** START OF SUPPLIED RECORDS **

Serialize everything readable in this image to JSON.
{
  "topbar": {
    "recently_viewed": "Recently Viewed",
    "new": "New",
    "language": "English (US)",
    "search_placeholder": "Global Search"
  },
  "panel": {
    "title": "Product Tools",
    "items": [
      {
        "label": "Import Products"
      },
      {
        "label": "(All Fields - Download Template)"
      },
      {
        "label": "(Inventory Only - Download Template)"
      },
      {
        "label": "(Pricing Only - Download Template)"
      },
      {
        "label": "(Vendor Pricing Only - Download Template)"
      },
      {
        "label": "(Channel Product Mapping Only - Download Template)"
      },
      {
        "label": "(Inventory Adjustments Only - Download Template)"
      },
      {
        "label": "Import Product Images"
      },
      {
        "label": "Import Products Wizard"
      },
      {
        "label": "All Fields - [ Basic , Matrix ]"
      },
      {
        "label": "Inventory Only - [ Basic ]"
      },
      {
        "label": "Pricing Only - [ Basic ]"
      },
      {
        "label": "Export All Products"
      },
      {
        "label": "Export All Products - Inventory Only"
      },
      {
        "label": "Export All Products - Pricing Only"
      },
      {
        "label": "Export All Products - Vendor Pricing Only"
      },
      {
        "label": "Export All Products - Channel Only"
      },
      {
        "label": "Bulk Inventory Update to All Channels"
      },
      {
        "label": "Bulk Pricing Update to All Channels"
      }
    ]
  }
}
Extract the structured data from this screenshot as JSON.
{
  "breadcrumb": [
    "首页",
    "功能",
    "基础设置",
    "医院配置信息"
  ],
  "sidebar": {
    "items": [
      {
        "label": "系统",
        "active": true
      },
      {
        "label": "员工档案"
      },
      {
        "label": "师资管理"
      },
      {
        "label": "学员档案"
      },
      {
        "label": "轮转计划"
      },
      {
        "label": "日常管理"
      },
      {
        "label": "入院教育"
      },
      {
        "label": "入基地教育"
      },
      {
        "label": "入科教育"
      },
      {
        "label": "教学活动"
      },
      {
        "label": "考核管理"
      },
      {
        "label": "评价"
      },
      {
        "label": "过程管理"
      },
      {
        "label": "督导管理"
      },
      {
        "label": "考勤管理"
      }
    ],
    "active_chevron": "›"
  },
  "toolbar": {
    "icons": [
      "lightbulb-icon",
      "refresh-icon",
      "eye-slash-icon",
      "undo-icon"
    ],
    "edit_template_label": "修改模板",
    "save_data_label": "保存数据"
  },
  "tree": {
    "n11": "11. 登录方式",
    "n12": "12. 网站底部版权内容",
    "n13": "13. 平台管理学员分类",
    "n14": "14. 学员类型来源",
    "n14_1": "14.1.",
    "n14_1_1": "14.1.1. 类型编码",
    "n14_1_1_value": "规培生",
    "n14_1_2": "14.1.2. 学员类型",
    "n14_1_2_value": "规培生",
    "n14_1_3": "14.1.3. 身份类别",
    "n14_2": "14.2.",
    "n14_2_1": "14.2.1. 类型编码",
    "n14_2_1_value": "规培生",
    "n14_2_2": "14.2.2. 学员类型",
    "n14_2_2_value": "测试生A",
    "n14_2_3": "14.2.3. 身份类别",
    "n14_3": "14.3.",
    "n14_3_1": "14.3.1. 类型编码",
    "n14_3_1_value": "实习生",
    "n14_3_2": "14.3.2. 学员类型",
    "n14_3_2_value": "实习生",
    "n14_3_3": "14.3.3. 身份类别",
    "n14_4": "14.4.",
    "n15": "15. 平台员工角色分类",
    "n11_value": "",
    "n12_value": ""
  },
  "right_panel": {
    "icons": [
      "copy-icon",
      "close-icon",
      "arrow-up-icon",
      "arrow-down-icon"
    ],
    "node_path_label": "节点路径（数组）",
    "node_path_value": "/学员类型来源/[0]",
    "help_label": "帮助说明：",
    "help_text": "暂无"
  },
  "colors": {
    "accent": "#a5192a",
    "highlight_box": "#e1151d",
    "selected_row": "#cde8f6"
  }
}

** END OF SUPPLIED RECORDS **

_EXERCISE PROMPT:_ Take the records above and return them exactly as written.

_RESULT:_
Serialize everything readable in this image to JSON.
{
  "topbar": {
    "recently_viewed": "Recently Viewed",
    "new": "New",
    "language": "English (US)",
    "search_placeholder": "Global Search"
  },
  "panel": {
    "title": "Product Tools",
    "items": [
      {
        "label": "Import Products"
      },
      {
        "label": "(All Fields - Download Template)"
      },
      {
        "label": "(Inventory Only - Download Template)"
      },
      {
        "label": "(Pricing Only - Download Template)"
      },
      {
        "label": "(Vendor Pricing Only - Download Template)"
      },
      {
        "label": "(Channel Product Mapping Only - Download Template)"
      },
      {
        "label": "(Inventory Adjustments Only - Download Template)"
      },
      {
        "label": "Import Product Images"
      },
      {
        "label": "Import Products Wizard"
      },
      {
        "label": "All Fields - [ Basic , Matrix ]"
      },
      {
        "label": "Inventory Only - [ Basic ]"
      },
      {
        "label": "Pricing Only - [ Basic ]"
      },
      {
        "label": "Export All Products"
      },
      {
        "label": "Export All Products - Inventory Only"
      },
      {
        "label": "Export All Products - Pricing Only"
      },
      {
        "label": "Export All Products - Vendor Pricing Only"
      },
      {
        "label": "Export All Products - Channel Only"
      },
      {
        "label": "Bulk Inventory Update to All Channels"
      },
      {
        "label": "Bulk Pricing Update to All Channels"
      }
    ]
  }
}
Extract the structured data from this screenshot as JSON.
{
  "breadcrumb": [
    "首页",
    "功能",
    "基础设置",
    "医院配置信息"
  ],
  "sidebar": {
    "items": [
      {
        "label": "系统",
        "active": true
      },
      {
        "label": "员工档案"
      },
      {
        "label": "师资管理"
      },
      {
        "label": "学员档案"
      },
      {
        "label": "轮转计划"
      },
      {
        "label": "日常管理"
      },
      {
        "label": "入院教育"
      },
      {
        "label": "入基地教育"
      },
      {
        "label": "入科教育"
      },
      {
        "label": "教学活动"
      },
      {
        "label": "考核管理"
      },
      {
        "label": "评价"
      },
      {
        "label": "过程管理"
      },
      {
        "label": "督导管理"
      },
      {
        "label": "考勤管理"
      }
    ],
    "active_chevron": "›"
  },
  "toolbar": {
    "icons": [
      "lightbulb-icon",
      "refresh-icon",
      "eye-slash-icon",
      "undo-icon"
    ],
    "edit_template_label": "修改模板",
    "save_data_label": "保存数据"
  },
  "tree": {
    "n11": "11. 登录方式",
    "n12": "12. 网站底部版权内容",
    "n13": "13. 平台管理学员分类",
    "n14": "14. 学员类型来源",
    "n14_1": "14.1.",
    "n14_1_1": "14.1.1. 类型编码",
    "n14_1_1_value": "规培生",
    "n14_1_2": "14.1.2. 学员类型",
    "n14_1_2_value": "规培生",
    "n14_1_3": "14.1.3. 身份类别",
    "n14_2": "14.2.",
    "n14_2_1": "14.2.1. 类型编码",
    "n14_2_1_value": "规培生",
    "n14_2_2": "14.2.2. 学员类型",
    "n14_2_2_value": "测试生A",
    "n14_2_3": "14.2.3. 身份类别",
    "n14_3": "14.3.",
    "n14_3_1": "14.3.1. 类型编码",
    "n14_3_1_value": "实习生",
    "n14_3_2": "14.3.2. 学员类型",
    "n14_3_2_value": "实习生",
    "n14_3_3": "14.3.3. 身份类别",
    "n14_4": "14.4.",
    "n15": "15. 平台员工角色分类",
    "n11_value": "",
    "n12_value": ""
  },
  "right_panel": {
    "icons": [
      "copy-icon",
      "close-icon",
      "arrow-up-icon",
      "arrow-down-icon"
    ],
    "node_path_label": "节点路径（数组）",
    "node_path_value": "/学员类型来源/[0]",
    "help_label": "帮助说明：",
    "help_text": "暂无"
  },
  "colors": {
    "accent": "#a5192a",
    "highlight_box": "#e1151d",
    "selected_row": "#cde8f6"
  }
}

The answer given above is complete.